Whenever a line below holds the word "Reports", copy that line.

+++ EXERCISE INPUTS +++

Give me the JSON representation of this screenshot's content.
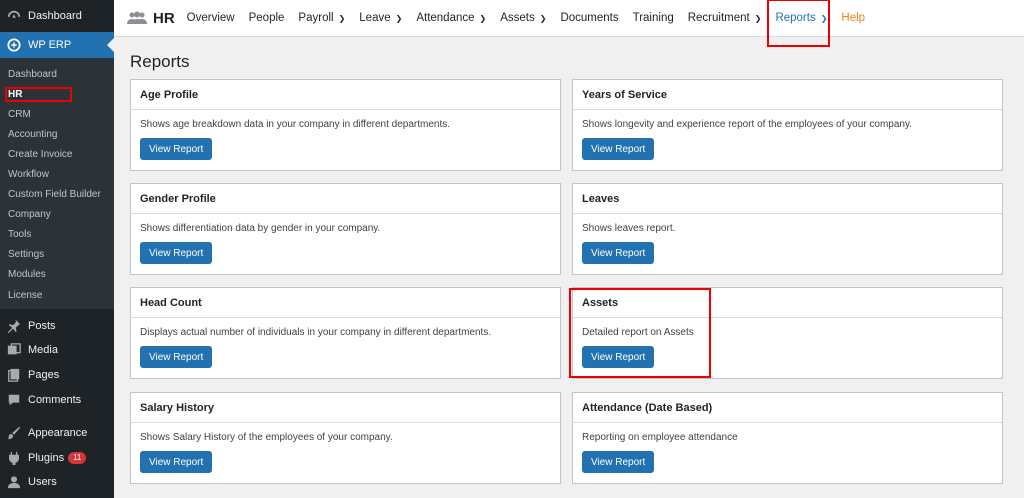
{
  "sidebar": {
    "dashboard": "Dashboard",
    "wp_erp": "WP ERP",
    "submenu": [
      "Dashboard",
      "HR",
      "CRM",
      "Accounting",
      "Create Invoice",
      "Workflow",
      "Custom Field Builder",
      "Company",
      "Tools",
      "Settings",
      "Modules",
      "License"
    ],
    "lower": [
      {
        "label": "Posts",
        "icon": "pin-icon"
      },
      {
        "label": "Media",
        "icon": "media-icon"
      },
      {
        "label": "Pages",
        "icon": "pages-icon"
      },
      {
        "label": "Comments",
        "icon": "comments-icon"
      },
      {
        "label": "Appearance",
        "icon": "paintbrush-icon"
      },
      {
        "label": "Plugins",
        "icon": "plugin-icon",
        "badge": "11"
      },
      {
        "label": "Users",
        "icon": "users-icon"
      }
    ]
  },
  "topnav": {
    "brand": "HR",
    "items": [
      "Overview",
      "People",
      "Payroll",
      "Leave",
      "Attendance",
      "Assets",
      "Documents",
      "Training",
      "Recruitment",
      "Reports",
      "Help"
    ],
    "active": "Reports"
  },
  "main": {
    "title": "Reports",
    "button_label": "View Report",
    "cards": [
      {
        "title": "Age Profile",
        "desc": "Shows age breakdown data in your company in different departments."
      },
      {
        "title": "Years of Service",
        "desc": "Shows longevity and experience report of the employees of your company."
      },
      {
        "title": "Gender Profile",
        "desc": "Shows differentiation data by gender in your company."
      },
      {
        "title": "Leaves",
        "desc": "Shows leaves report."
      },
      {
        "title": "Head Count",
        "desc": "Displays actual number of individuals in your company in different departments."
      },
      {
        "title": "Assets",
        "desc": "Detailed report on Assets"
      },
      {
        "title": "Salary History",
        "desc": "Shows Salary History of the employees of your company."
      },
      {
        "title": "Attendance (Date Based)",
        "desc": "Reporting on employee attendance"
      }
    ]
  },
  "colors": {
    "sidebar_bg": "#1d2327",
    "accent": "#2271b1",
    "highlight_box": "#e00000",
    "help": "#f0821e"
  }
}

+++

* [TASK RESPONSE]:
      "Reports",
    "active": "Reports"
    "title": "Reports",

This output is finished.